GOAL: Rewrite every row below as a numbered list, skipping blank lines and leaving out the pictures.

++++ THE DATA ++++

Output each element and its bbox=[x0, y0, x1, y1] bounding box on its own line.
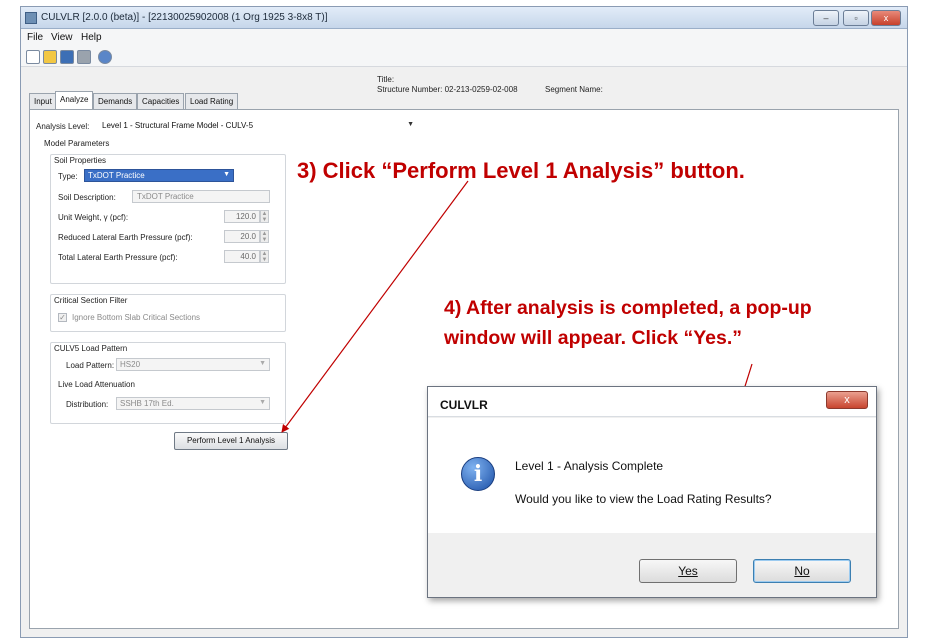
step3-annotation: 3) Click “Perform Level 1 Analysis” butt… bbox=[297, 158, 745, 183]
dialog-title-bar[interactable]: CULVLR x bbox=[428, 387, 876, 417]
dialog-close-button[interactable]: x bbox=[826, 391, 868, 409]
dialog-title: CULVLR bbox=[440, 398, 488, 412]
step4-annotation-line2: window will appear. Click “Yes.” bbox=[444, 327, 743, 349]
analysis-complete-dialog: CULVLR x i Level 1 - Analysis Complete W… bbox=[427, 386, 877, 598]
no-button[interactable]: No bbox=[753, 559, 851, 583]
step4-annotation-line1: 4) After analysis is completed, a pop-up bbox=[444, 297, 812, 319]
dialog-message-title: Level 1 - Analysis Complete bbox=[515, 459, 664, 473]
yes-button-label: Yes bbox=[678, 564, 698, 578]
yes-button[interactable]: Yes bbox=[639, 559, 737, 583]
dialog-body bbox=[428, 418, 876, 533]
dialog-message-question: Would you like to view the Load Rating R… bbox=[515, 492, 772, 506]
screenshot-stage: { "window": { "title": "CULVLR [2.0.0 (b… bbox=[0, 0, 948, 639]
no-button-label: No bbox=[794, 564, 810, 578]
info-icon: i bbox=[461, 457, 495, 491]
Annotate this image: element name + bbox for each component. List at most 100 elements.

++++

EXERCISE SOLUTION:
1. Output each element and its bbox=[x0, y0, x1, y1] bounding box on its own line.
2. step3-annotation: 3) Click “Perform Level 1 Analysis” butt… bbox=[297, 158, 745, 183]
3. dialog-title-bar[interactable]: CULVLR x bbox=[428, 387, 876, 417]
4. dialog-close-button[interactable]: x bbox=[826, 391, 868, 409]
5. dialog-title: CULVLR bbox=[440, 398, 488, 412]
6. step4-annotation-line2: window will appear. Click “Yes.” bbox=[444, 327, 743, 349]
7. analysis-complete-dialog: CULVLR x i Level 1 - Analysis Complete W… bbox=[427, 386, 877, 598]
8. no-button[interactable]: No bbox=[753, 559, 851, 583]
9. step4-annotation-line1: 4) After analysis is completed, a pop-up bbox=[444, 297, 812, 319]
10. dialog-message-title: Level 1 - Analysis Complete bbox=[515, 459, 664, 473]
11. yes-button-label: Yes bbox=[678, 564, 698, 578]
12. yes-button[interactable]: Yes bbox=[639, 559, 737, 583]
13. dialog-body bbox=[428, 418, 876, 533]
14. dialog-message-question: Would you like to view the Load Rating R… bbox=[515, 492, 772, 506]
15. screenshot-stage: { "window": { "title": "CULVLR [2.0.0 (b… bbox=[0, 0, 948, 639]
16. no-button-label: No bbox=[794, 564, 810, 578]
17. info-icon: i bbox=[461, 457, 495, 491]
18. Annotate this image: element name + bbox for each component. List at most 100 elements.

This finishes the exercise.